> _What the exercise asks_: Select all lines with the string "ffffff" in them, and copy those lines.

Dataset entries on figures:

****************

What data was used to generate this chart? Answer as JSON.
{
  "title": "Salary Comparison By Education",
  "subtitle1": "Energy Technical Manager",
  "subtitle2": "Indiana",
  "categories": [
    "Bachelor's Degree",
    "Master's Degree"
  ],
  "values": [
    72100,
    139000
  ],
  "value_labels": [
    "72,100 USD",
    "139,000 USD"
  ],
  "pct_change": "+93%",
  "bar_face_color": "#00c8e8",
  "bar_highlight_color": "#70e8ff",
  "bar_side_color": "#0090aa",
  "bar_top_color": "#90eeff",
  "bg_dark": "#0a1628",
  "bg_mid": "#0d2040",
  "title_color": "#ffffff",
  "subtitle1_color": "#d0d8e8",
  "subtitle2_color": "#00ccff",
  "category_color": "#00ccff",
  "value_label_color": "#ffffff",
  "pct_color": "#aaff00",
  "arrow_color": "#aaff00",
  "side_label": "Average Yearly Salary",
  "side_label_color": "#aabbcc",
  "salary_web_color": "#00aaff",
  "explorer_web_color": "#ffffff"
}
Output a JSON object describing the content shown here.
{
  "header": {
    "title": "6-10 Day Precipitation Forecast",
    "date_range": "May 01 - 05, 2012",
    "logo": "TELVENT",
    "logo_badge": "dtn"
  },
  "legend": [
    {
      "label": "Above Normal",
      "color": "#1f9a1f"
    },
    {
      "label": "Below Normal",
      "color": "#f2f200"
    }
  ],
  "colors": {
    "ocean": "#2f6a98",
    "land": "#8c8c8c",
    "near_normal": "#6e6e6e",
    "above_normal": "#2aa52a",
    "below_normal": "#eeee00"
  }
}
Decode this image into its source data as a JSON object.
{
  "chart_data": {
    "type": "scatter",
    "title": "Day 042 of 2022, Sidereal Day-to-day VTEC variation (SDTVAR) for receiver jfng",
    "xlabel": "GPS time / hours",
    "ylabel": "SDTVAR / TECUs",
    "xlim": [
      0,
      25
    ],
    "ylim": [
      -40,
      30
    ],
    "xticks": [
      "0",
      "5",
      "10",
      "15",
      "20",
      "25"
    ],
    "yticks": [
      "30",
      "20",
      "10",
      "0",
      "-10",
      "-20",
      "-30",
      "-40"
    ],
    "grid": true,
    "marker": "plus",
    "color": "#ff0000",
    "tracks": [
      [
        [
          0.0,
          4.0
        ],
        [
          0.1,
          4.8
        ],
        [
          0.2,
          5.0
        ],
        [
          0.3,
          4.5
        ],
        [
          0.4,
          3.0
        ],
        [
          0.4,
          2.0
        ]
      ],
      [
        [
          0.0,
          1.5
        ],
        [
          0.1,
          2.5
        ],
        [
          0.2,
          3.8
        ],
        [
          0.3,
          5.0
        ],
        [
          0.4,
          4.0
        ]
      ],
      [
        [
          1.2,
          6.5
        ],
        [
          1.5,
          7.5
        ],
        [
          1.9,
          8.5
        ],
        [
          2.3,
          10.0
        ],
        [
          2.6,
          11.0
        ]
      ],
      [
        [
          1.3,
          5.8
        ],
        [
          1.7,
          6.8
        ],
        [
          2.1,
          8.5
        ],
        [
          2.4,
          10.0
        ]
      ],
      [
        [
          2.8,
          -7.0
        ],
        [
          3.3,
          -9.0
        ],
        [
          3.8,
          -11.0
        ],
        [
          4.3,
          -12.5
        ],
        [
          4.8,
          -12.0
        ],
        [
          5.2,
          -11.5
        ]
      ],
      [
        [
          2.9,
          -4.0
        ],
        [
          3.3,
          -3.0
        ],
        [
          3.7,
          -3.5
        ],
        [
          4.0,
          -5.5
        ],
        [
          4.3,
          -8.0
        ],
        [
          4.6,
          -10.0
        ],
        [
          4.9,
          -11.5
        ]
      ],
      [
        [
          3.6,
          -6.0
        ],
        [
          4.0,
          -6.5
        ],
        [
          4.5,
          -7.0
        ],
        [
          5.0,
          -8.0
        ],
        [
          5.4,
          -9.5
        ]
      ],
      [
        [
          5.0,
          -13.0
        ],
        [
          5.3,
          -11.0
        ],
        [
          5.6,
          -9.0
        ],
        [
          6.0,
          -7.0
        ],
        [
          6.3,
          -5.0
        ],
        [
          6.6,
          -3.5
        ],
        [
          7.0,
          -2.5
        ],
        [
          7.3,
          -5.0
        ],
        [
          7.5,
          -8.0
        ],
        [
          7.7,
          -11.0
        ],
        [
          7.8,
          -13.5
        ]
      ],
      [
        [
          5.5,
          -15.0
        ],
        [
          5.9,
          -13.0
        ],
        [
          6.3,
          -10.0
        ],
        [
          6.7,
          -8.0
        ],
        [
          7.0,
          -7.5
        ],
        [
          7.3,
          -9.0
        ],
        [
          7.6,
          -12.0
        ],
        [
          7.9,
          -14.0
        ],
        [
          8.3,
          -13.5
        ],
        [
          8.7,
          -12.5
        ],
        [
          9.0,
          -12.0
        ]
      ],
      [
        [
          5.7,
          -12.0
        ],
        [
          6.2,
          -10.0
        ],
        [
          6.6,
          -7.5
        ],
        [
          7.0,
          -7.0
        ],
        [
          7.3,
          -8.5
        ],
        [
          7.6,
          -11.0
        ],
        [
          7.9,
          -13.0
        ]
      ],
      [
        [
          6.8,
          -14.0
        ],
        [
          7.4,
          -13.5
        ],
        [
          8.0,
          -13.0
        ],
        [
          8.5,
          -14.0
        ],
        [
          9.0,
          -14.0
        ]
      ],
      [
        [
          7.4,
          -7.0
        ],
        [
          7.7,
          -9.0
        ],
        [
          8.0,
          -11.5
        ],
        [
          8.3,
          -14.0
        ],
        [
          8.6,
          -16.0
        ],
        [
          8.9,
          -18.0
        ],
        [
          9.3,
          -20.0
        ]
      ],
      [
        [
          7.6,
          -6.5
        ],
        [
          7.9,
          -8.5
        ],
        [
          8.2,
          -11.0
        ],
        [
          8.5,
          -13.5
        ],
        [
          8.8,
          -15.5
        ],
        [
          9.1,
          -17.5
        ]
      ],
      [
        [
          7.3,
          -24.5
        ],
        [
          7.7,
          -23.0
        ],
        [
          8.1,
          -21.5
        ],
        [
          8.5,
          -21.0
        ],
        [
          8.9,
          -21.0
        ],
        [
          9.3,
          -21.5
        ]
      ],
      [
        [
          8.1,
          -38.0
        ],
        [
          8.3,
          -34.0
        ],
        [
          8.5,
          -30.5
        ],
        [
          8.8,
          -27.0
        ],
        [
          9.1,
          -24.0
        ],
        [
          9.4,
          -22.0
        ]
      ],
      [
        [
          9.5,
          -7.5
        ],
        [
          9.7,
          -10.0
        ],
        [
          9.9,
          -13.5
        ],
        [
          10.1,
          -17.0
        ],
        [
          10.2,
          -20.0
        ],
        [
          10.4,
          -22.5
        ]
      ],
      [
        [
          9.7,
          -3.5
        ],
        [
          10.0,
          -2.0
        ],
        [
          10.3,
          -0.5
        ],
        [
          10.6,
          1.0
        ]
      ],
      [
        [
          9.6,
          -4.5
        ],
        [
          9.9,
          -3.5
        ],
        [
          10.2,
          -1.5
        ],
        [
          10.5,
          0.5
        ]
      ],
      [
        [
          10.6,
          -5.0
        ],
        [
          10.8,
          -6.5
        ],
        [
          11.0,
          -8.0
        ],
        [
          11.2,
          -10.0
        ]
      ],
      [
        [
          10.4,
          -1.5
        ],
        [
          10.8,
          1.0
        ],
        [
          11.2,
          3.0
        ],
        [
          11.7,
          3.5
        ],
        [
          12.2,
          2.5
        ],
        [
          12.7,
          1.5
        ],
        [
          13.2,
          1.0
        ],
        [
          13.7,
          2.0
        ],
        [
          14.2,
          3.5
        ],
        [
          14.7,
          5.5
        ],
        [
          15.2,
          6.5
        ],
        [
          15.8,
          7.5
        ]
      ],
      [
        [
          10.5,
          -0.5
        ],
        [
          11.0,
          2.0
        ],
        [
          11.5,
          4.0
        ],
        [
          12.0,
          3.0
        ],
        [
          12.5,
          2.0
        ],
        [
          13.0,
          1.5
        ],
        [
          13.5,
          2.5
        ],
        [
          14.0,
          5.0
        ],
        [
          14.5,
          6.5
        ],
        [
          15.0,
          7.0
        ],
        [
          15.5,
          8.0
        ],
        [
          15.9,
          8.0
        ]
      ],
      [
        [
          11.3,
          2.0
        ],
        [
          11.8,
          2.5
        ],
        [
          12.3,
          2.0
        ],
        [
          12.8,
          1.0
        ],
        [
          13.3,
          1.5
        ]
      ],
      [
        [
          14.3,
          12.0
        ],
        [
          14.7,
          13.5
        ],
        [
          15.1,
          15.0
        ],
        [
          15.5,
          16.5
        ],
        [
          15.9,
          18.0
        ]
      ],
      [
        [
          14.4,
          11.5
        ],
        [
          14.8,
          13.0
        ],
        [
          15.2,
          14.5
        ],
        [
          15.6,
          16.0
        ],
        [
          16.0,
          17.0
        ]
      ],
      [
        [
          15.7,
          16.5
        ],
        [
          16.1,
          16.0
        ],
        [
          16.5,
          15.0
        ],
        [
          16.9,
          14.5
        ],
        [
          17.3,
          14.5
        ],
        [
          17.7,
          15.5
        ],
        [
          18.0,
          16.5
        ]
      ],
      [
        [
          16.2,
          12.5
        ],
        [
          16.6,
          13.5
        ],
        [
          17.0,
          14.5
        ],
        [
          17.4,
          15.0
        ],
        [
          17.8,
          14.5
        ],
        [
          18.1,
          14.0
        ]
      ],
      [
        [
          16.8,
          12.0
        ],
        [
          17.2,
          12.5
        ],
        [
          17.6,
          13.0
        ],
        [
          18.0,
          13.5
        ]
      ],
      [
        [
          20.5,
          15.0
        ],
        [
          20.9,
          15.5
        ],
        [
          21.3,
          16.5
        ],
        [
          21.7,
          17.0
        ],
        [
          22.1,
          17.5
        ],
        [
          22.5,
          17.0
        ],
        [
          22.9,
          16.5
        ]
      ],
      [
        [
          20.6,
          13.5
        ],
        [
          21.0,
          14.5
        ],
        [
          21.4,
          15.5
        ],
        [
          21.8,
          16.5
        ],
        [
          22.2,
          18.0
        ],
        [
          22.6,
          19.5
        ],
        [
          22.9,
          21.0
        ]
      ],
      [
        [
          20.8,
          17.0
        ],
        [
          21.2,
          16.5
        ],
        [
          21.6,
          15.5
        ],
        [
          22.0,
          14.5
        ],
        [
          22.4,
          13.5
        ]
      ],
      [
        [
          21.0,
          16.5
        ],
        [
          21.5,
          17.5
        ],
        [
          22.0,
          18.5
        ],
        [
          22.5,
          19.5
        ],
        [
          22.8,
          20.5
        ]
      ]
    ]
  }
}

****************

> _Output of the task_:
  "title_color": "#ffffff",
  "value_label_color": "#ffffff",
  "explorer_web_color": "#ffffff"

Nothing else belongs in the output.